DIRECTION: Say the number of lines containing the string "fashion", and say nothing else.

THE DATA:
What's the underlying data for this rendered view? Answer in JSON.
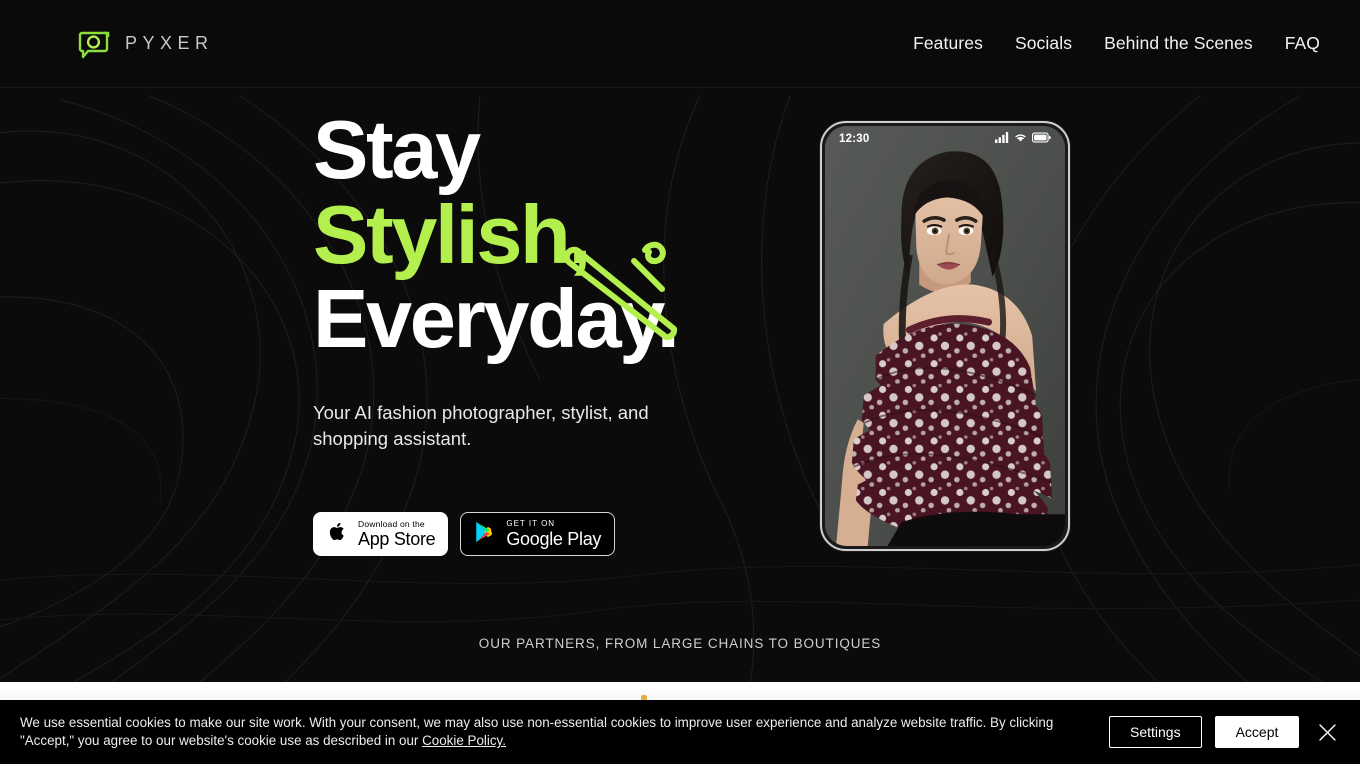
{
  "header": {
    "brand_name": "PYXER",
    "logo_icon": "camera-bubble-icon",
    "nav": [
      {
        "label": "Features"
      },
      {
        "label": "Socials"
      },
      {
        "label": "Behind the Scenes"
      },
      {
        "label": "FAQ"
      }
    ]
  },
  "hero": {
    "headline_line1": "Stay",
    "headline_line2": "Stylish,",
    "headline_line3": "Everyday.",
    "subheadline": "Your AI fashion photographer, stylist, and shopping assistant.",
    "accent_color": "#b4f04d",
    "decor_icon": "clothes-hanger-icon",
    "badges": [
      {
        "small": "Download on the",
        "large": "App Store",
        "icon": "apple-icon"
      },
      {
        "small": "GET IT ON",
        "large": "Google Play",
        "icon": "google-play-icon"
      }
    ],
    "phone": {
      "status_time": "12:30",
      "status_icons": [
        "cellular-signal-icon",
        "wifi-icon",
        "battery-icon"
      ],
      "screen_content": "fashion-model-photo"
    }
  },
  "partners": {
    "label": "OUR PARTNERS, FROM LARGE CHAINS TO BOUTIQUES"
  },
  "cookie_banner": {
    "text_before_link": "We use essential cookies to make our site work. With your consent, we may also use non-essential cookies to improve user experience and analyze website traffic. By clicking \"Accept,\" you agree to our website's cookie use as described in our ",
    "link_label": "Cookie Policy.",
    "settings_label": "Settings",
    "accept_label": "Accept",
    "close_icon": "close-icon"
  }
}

* * *

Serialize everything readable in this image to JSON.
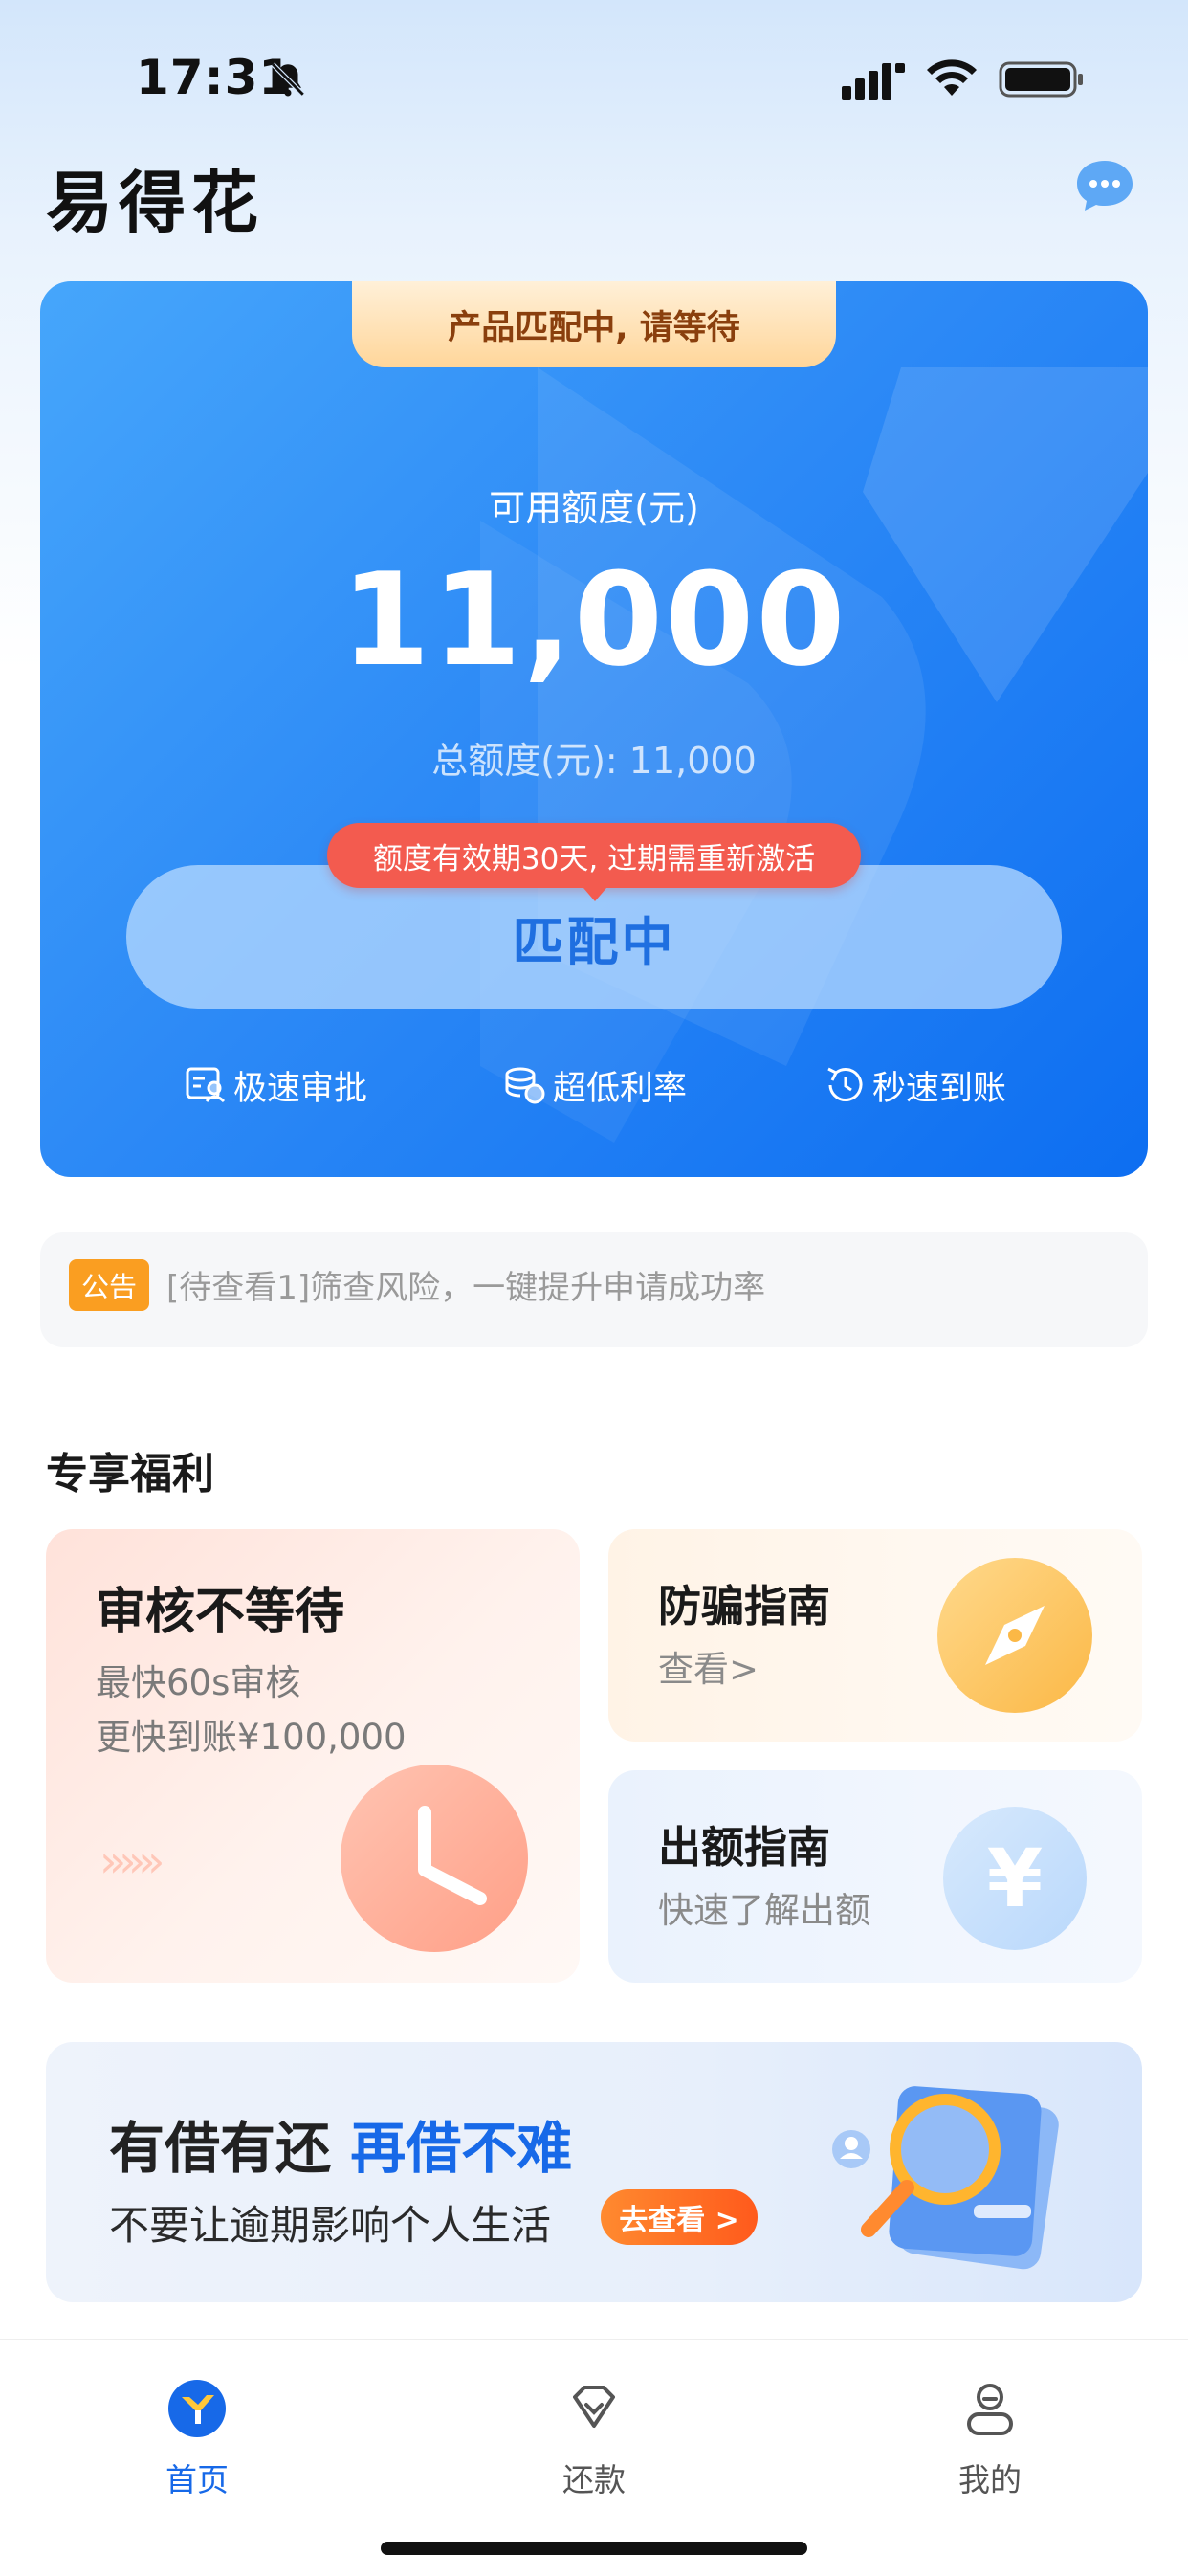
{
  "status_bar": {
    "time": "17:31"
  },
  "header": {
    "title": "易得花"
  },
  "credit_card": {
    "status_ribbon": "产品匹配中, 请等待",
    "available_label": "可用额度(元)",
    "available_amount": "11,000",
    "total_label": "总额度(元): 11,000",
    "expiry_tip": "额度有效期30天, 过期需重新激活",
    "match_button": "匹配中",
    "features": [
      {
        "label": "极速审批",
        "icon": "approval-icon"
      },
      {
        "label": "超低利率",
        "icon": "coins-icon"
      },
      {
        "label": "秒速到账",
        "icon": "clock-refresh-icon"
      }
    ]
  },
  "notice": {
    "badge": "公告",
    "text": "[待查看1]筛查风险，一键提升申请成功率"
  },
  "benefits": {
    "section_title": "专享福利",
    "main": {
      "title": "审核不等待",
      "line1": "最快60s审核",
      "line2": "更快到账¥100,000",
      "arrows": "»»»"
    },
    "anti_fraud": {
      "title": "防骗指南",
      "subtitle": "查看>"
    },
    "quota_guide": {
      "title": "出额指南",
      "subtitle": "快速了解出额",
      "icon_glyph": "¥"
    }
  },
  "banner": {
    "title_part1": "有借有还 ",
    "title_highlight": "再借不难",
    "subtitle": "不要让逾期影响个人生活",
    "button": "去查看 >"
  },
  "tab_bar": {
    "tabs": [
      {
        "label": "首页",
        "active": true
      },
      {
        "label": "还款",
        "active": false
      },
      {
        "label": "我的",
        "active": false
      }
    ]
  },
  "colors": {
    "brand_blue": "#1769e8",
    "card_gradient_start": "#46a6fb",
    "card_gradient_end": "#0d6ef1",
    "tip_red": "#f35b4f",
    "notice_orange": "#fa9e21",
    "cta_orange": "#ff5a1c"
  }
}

RIGHT ANSWER: 2